START
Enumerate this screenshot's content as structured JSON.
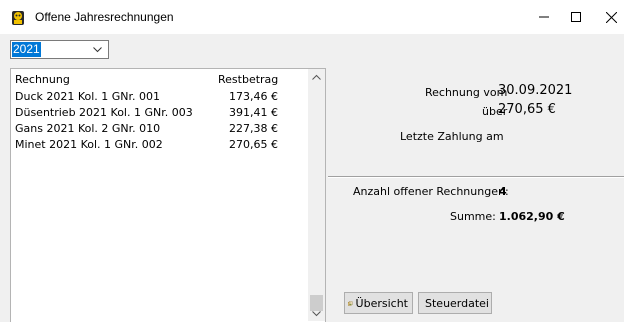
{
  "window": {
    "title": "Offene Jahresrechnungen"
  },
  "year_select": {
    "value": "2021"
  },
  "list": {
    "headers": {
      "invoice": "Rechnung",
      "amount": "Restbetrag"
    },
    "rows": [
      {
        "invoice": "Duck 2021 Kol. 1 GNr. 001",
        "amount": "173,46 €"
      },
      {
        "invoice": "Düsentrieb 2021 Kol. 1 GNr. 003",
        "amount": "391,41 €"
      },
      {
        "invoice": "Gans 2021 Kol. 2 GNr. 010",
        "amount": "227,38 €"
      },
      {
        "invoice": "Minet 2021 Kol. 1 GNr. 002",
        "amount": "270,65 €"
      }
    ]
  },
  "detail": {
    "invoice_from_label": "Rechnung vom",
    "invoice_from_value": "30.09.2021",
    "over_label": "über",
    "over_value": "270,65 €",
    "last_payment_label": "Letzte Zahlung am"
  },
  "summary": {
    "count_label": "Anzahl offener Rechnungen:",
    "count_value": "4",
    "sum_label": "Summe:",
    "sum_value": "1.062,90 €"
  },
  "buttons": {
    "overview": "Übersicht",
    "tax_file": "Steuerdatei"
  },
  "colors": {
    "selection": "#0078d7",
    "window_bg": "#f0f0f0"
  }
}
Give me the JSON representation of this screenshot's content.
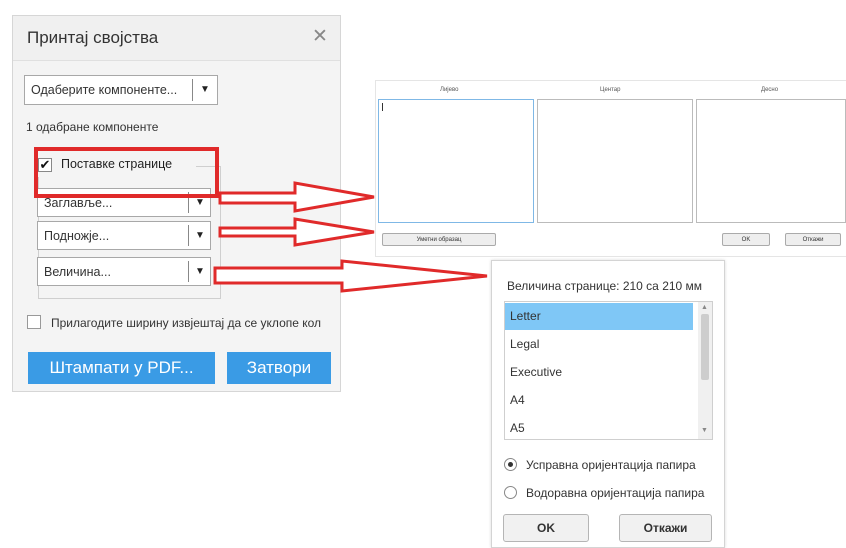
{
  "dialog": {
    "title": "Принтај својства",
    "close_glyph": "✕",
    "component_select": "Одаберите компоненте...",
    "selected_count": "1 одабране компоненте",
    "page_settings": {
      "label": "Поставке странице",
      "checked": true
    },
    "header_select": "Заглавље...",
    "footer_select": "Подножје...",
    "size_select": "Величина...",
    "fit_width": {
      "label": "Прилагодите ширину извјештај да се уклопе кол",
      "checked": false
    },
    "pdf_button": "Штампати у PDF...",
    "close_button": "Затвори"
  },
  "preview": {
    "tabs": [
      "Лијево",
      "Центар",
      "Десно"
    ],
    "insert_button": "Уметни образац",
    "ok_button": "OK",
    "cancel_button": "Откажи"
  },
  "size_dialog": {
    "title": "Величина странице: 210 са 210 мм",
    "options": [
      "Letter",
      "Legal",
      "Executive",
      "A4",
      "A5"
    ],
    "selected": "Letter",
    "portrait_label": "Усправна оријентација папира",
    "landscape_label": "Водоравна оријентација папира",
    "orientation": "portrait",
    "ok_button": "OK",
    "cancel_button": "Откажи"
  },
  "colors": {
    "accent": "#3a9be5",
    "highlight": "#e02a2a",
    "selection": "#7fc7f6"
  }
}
END
START
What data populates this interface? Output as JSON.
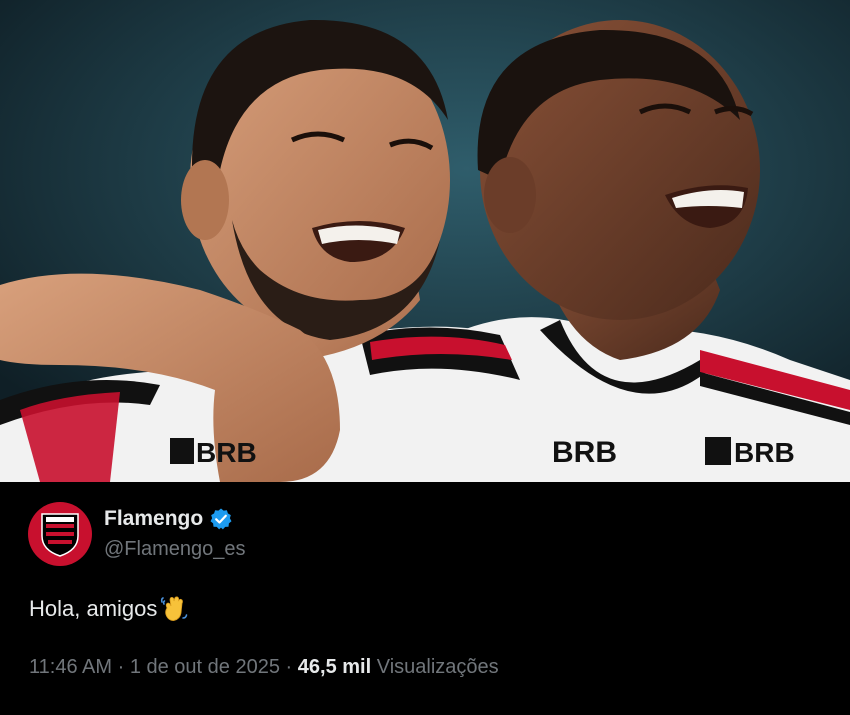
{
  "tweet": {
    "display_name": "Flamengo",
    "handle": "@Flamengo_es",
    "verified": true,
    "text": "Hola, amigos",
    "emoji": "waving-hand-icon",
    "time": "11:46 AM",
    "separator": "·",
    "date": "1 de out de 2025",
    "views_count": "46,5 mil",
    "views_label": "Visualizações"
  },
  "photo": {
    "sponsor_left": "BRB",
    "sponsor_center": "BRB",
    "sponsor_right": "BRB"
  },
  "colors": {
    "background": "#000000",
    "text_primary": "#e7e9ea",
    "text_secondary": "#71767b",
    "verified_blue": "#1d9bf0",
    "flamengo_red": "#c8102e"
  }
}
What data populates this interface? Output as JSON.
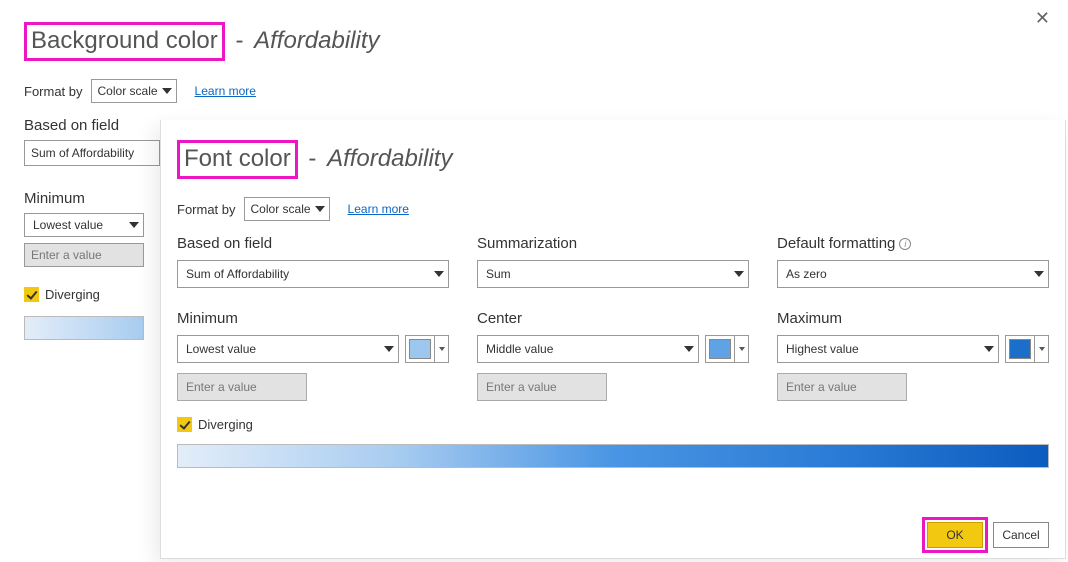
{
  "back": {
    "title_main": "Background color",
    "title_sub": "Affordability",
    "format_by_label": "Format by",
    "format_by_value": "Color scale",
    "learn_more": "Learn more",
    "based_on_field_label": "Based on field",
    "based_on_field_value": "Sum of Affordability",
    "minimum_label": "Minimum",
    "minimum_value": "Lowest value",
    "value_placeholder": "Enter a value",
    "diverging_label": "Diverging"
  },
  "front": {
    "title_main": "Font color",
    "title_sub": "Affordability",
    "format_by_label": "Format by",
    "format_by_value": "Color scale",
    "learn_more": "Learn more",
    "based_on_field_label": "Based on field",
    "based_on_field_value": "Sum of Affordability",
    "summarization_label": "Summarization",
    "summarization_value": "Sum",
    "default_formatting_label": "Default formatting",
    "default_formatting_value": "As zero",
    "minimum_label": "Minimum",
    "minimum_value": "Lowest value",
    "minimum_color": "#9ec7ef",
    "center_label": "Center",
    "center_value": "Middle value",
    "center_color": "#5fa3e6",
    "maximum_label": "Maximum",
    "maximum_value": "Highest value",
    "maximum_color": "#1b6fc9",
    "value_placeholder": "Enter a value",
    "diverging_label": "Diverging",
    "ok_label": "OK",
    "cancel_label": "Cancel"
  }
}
END
START
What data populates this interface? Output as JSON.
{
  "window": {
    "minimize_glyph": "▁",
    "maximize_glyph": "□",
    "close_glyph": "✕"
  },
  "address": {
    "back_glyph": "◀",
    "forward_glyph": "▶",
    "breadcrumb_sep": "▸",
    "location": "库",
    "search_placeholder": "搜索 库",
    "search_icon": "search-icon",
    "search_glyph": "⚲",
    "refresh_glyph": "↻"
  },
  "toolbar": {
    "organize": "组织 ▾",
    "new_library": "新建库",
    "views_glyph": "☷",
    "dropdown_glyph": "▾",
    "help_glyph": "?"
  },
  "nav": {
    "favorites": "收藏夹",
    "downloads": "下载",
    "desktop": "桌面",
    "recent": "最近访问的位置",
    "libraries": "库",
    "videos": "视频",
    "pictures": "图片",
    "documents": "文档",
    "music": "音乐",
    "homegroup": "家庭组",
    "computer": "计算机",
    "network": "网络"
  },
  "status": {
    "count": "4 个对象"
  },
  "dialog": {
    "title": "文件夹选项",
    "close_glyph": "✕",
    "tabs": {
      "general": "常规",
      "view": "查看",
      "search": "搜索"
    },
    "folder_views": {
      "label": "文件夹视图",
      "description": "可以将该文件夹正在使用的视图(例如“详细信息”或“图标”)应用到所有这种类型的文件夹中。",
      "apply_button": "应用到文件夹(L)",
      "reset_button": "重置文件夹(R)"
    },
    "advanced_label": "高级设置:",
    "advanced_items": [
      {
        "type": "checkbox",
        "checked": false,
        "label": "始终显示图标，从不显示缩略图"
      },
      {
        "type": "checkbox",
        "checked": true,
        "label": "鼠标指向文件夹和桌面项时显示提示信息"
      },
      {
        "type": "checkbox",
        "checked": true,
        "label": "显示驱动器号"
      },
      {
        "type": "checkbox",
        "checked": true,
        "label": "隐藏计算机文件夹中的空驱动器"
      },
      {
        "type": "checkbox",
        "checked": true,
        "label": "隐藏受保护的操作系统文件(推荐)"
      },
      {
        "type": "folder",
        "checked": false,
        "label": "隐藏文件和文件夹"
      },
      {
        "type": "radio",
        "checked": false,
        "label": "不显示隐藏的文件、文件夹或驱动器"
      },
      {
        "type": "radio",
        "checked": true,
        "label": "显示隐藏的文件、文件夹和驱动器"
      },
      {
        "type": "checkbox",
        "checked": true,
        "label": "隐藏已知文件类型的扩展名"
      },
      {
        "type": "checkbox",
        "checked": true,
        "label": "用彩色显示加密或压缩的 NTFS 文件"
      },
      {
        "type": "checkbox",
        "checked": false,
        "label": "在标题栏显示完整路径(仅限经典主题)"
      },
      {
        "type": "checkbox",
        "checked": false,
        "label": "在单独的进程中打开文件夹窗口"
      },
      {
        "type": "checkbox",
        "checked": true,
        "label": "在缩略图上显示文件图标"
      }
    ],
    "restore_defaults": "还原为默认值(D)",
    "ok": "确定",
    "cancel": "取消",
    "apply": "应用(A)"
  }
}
END
### BRIEF
Copy out each line of the entries that holds "оријентација".

### COMPLETED TASK
    "portrait_label": "Усправна оријентација папира",
    "landscape_label": "Водоравна оријентација папира",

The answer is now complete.